● **What is expected**:
Present every line in which the string "Color" appears.

● **Record extracts**:

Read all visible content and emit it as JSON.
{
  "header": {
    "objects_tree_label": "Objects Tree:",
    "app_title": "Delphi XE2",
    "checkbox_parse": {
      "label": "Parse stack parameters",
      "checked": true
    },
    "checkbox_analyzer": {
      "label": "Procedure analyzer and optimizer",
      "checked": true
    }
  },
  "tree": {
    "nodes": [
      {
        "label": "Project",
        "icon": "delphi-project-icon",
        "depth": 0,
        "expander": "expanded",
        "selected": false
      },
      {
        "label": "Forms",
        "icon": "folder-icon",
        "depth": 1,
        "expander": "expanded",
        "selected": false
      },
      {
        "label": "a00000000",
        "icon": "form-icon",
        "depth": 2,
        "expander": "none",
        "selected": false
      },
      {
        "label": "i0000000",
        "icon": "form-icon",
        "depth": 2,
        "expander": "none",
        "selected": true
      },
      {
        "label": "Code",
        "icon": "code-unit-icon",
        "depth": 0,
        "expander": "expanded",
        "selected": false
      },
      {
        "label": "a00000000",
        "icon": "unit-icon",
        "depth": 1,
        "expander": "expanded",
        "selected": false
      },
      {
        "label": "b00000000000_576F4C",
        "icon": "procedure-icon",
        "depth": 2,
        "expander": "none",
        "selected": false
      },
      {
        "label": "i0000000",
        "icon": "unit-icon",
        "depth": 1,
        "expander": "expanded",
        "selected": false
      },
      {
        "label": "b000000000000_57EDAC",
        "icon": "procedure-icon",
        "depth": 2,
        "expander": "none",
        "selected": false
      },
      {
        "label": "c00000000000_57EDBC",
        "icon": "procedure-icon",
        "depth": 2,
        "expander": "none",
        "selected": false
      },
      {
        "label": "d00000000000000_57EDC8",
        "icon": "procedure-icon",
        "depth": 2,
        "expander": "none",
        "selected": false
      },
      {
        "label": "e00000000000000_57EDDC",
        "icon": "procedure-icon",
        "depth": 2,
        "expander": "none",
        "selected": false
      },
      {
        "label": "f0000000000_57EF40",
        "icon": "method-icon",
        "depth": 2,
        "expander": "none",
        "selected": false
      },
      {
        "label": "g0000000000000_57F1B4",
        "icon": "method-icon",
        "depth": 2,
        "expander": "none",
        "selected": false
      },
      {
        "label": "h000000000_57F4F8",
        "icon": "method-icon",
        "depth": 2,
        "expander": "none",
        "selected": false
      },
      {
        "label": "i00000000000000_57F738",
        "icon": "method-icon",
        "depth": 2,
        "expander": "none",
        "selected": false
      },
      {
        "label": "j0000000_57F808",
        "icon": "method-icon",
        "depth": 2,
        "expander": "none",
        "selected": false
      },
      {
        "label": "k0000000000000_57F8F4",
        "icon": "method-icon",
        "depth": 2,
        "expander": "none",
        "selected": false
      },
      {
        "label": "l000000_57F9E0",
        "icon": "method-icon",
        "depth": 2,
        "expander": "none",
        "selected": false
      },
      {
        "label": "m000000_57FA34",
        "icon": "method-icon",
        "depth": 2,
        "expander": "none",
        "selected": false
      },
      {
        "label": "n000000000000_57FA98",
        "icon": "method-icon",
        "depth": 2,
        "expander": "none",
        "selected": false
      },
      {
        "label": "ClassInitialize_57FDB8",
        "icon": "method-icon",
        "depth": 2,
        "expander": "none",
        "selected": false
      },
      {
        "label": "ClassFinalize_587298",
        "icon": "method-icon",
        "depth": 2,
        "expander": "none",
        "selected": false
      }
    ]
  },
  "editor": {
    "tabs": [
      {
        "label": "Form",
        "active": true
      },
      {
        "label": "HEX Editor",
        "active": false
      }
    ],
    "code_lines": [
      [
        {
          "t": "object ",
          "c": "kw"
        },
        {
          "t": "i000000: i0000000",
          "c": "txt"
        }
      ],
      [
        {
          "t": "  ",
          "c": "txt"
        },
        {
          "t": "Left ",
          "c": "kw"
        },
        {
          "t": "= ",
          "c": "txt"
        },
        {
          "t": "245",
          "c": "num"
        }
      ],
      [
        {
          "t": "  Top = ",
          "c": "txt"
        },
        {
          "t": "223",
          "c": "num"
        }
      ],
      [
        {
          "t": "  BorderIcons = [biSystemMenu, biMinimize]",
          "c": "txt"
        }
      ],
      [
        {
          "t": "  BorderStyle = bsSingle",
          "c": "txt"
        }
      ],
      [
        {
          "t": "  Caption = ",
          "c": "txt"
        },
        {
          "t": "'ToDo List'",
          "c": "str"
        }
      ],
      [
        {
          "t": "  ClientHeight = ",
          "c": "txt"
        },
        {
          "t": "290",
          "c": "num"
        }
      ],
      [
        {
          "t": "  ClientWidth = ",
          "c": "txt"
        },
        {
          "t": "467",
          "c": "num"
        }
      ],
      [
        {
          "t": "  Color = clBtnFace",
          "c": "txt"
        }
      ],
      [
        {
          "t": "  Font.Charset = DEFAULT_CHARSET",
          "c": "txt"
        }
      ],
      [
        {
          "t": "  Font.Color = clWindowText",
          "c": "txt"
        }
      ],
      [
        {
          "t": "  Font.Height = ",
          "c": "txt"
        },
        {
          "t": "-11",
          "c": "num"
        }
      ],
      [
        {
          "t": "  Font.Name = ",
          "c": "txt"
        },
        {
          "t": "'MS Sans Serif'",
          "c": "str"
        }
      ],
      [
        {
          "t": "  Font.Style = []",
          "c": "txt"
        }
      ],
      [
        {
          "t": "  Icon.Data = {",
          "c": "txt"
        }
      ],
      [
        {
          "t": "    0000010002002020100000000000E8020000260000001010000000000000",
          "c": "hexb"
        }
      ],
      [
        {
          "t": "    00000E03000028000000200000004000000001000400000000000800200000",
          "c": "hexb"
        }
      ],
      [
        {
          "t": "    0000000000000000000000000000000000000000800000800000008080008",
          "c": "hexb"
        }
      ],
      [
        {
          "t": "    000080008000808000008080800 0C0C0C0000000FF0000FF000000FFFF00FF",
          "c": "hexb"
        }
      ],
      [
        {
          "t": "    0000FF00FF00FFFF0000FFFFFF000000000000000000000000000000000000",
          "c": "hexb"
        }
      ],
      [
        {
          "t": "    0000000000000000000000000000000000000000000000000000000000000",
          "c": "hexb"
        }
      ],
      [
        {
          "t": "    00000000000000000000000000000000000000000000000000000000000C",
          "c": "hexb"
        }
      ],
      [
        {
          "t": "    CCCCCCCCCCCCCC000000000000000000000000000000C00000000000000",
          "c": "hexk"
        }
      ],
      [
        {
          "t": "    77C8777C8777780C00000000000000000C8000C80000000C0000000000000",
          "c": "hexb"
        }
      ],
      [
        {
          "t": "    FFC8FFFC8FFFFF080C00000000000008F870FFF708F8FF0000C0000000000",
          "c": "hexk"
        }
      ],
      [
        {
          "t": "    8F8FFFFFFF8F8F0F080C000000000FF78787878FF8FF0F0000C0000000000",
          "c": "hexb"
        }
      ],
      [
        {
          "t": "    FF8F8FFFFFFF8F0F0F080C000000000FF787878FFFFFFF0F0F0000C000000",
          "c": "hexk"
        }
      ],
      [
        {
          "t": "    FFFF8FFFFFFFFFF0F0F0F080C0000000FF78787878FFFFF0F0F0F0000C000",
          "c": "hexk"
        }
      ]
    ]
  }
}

● **Answer below**:
          "t": "  Color = clBtnFace",
          "t": "  Font.Color = clWindowText",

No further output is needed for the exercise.